● DO THIS
Extract the records below word for word and ignore the images.
------------------------------------------------
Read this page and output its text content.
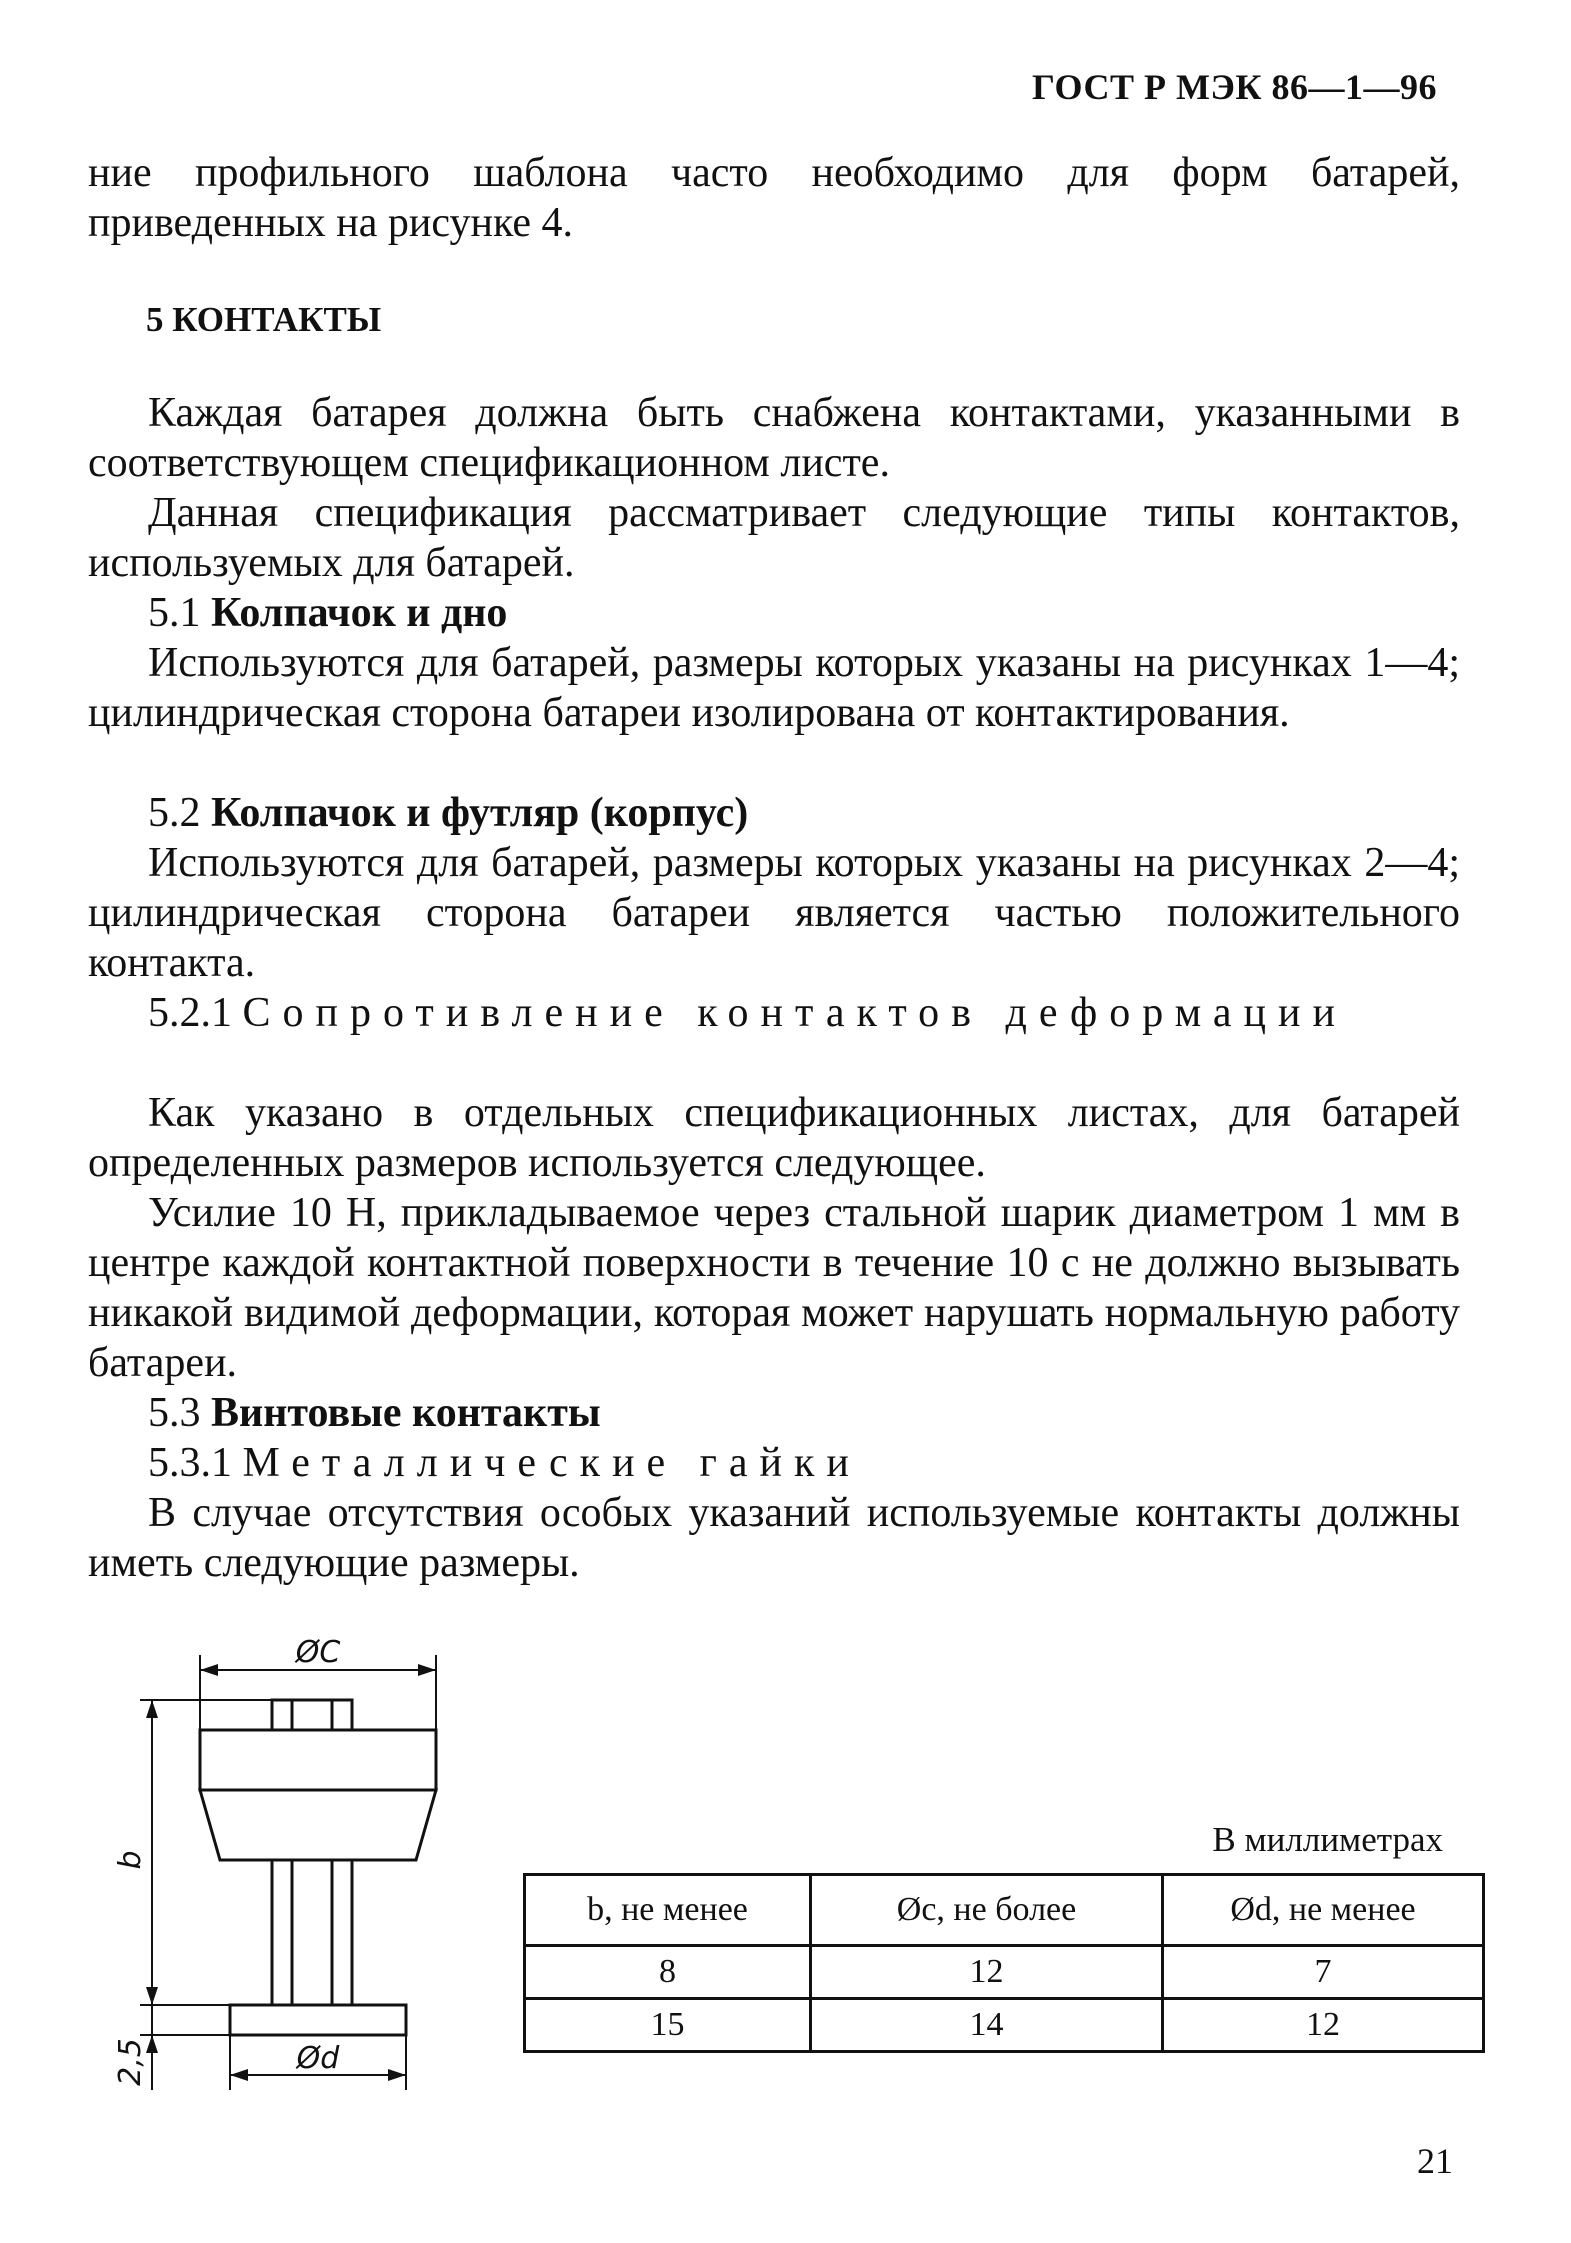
ГОСТ Р МЭК 86—1—96
ние профильного шаблона часто необходимо для форм батарей, приведенных на рисунке 4.
5 КОНТАКТЫ
Каждая батарея должна быть снабжена контактами, указанными в соответствующем спецификационном листе.
Данная спецификация рассматривает следующие типы контактов, используемых для батарей.
5.1 Колпачок и дно
Используются для батарей, размеры которых указаны на рисунках 1—4; цилиндрическая сторона батареи изолирована от контактирования.
5.2 Колпачок и футляр (корпус)
Используются для батарей, размеры которых указаны на рисунках 2—4; цилиндрическая сторона батареи является частью положительного контакта.
5.2.1 Сопротивление контактов деформации
Как указано в отдельных спецификационных листах, для батарей определенных размеров используется следующее.
Усилие 10 Н, прикладываемое через стальной шарик диаметром 1 мм в центре каждой контактной поверхности в течение 10 с не должно вызывать никакой видимой деформации, которая может нарушать нормальную работу батареи.
5.3 Винтовые контакты
5.3.1 Металлические гайки
В случае отсутствия особых указаний используемые контакты должны иметь следующие размеры.
ØC
b
Ød
2,5
В миллиметрах
b, не менее	Øc, не более	Ød, не менее
8	12	7
15	14	12
21
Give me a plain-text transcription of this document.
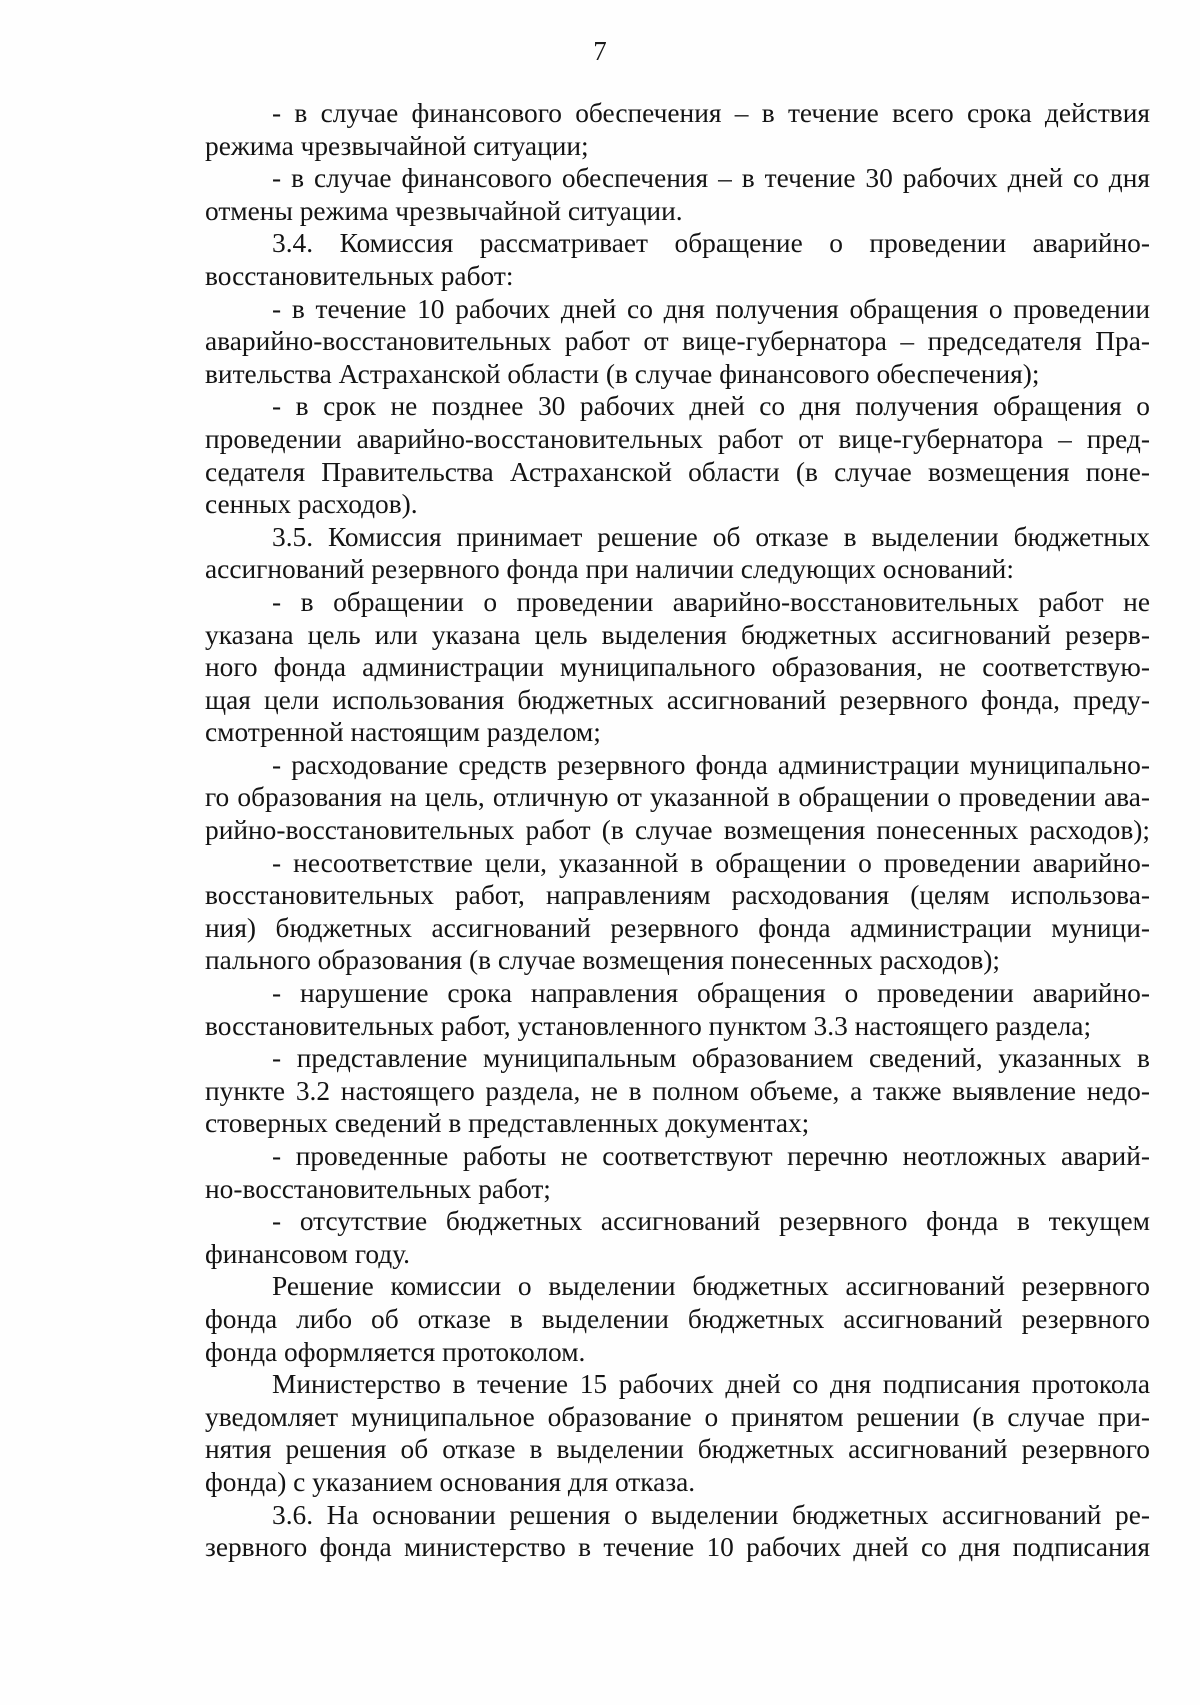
7
- в случае финансового обеспечения – в течение всего срока действия
режима чрезвычайной ситуации;
- в случае финансового обеспечения – в течение 30 рабочих дней со дня
отмены режима чрезвычайной ситуации.
3.4. Комиссия рассматривает обращение о проведении аварийно-
восстановительных работ:
- в течение 10 рабочих дней со дня получения обращения о проведении
аварийно-восстановительных работ от вице-губернатора – председателя Пра-
вительства Астраханской области (в случае финансового обеспечения);
- в срок не позднее 30 рабочих дней со дня получения обращения о
проведении аварийно-восстановительных работ от вице-губернатора – пред-
седателя Правительства Астраханской области (в случае возмещения поне-
сенных расходов).
3.5. Комиссия принимает решение об отказе в выделении бюджетных
ассигнований резервного фонда при наличии следующих оснований:
- в обращении о проведении аварийно-восстановительных работ не
указана цель или указана цель выделения бюджетных ассигнований резерв-
ного фонда администрации муниципального образования, не соответствую-
щая цели использования бюджетных ассигнований резервного фонда, преду-
смотренной настоящим разделом;
- расходование средств резервного фонда администрации муниципально-
го образования на цель, отличную от указанной в обращении о проведении ава-
рийно-восстановительных работ (в случае возмещения понесенных расходов);
- несоответствие цели, указанной в обращении о проведении аварийно-
восстановительных работ, направлениям расходования (целям использова-
ния) бюджетных ассигнований резервного фонда администрации муници-
пального образования (в случае возмещения понесенных расходов);
- нарушение срока направления обращения о проведении аварийно-
восстановительных работ, установленного пунктом 3.3 настоящего раздела;
- представление муниципальным образованием сведений, указанных в
пункте 3.2 настоящего раздела, не в полном объеме, а также выявление недо-
стоверных сведений в представленных документах;
- проведенные работы не соответствуют перечню неотложных аварий-
но-восстановительных работ;
- отсутствие бюджетных ассигнований резервного фонда в текущем
финансовом году.
Решение комиссии о выделении бюджетных ассигнований резервного
фонда либо об отказе в выделении бюджетных ассигнований резервного
фонда оформляется протоколом.
Министерство в течение 15 рабочих дней со дня подписания протокола
уведомляет муниципальное образование о принятом решении (в случае при-
нятия решения об отказе в выделении бюджетных ассигнований резервного
фонда) с указанием основания для отказа.
3.6. На основании решения о выделении бюджетных ассигнований ре-
зервного фонда министерство в течение 10 рабочих дней со дня подписания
------------------------------------------------
● FINAL RESULT
Read this page and output its text content.
ГОСТ Р МЭК 86—1—96
ние профильного шаблона часто необходимо для форм батарей, приведенных на рисунке 4.
5 КОНТАКТЫ
Каждая батарея должна быть снабжена контактами, указанными в соответствующем спецификационном листе.
Данная спецификация рассматривает следующие типы контактов, используемых для батарей.
5.1 Колпачок и дно
Используются для батарей, размеры которых указаны на рисунках 1—4; цилиндрическая сторона батареи изолирована от контактирования.
5.2 Колпачок и футляр (корпус)
Используются для батарей, размеры которых указаны на рисунках 2—4; цилиндрическая сторона батареи является частью положительного контакта.
5.2.1 Сопротивление контактов деформации
Как указано в отдельных спецификационных листах, для батарей определенных размеров используется следующее.
Усилие 10 Н, прикладываемое через стальной шарик диаметром 1 мм в центре каждой контактной поверхности в течение 10 с не должно вызывать никакой видимой деформации, которая может нарушать нормальную работу батареи.
5.3 Винтовые контакты
5.3.1 Металлические гайки
В случае отсутствия особых указаний используемые контакты должны иметь следующие размеры.
ØC
b
Ød
2,5
В миллиметрах
b, не менее	Øc, не более	Ød, не менее
8	12	7
15	14	12
21
Give me a plain-text transcription of this document.
7
- в случае финансового обеспечения – в течение всего срока действия
режима чрезвычайной ситуации;
- в случае финансового обеспечения – в течение 30 рабочих дней со дня
отмены режима чрезвычайной ситуации.
3.4. Комиссия рассматривает обращение о проведении аварийно-
восстановительных работ:
- в течение 10 рабочих дней со дня получения обращения о проведении
аварийно-восстановительных работ от вице-губернатора – председателя Пра-
вительства Астраханской области (в случае финансового обеспечения);
- в срок не позднее 30 рабочих дней со дня получения обращения о
проведении аварийно-восстановительных работ от вице-губернатора – пред-
седателя Правительства Астраханской области (в случае возмещения поне-
сенных расходов).
3.5. Комиссия принимает решение об отказе в выделении бюджетных
ассигнований резервного фонда при наличии следующих оснований:
- в обращении о проведении аварийно-восстановительных работ не
указана цель или указана цель выделения бюджетных ассигнований резерв-
ного фонда администрации муниципального образования, не соответствую-
щая цели использования бюджетных ассигнований резервного фонда, преду-
смотренной настоящим разделом;
- расходование средств резервного фонда администрации муниципально-
го образования на цель, отличную от указанной в обращении о проведении ава-
рийно-восстановительных работ (в случае возмещения понесенных расходов);
- несоответствие цели, указанной в обращении о проведении аварийно-
восстановительных работ, направлениям расходования (целям использова-
ния) бюджетных ассигнований резервного фонда администрации муници-
пального образования (в случае возмещения понесенных расходов);
- нарушение срока направления обращения о проведении аварийно-
восстановительных работ, установленного пунктом 3.3 настоящего раздела;
- представление муниципальным образованием сведений, указанных в
пункте 3.2 настоящего раздела, не в полном объеме, а также выявление недо-
стоверных сведений в представленных документах;
- проведенные работы не соответствуют перечню неотложных аварий-
но-восстановительных работ;
- отсутствие бюджетных ассигнований резервного фонда в текущем
финансовом году.
Решение комиссии о выделении бюджетных ассигнований резервного
фонда либо об отказе в выделении бюджетных ассигнований резервного
фонда оформляется протоколом.
Министерство в течение 15 рабочих дней со дня подписания протокола
уведомляет муниципальное образование о принятом решении (в случае при-
нятия решения об отказе в выделении бюджетных ассигнований резервного
фонда) с указанием основания для отказа.
3.6. На основании решения о выделении бюджетных ассигнований ре-
зервного фонда министерство в течение 10 рабочих дней со дня подписания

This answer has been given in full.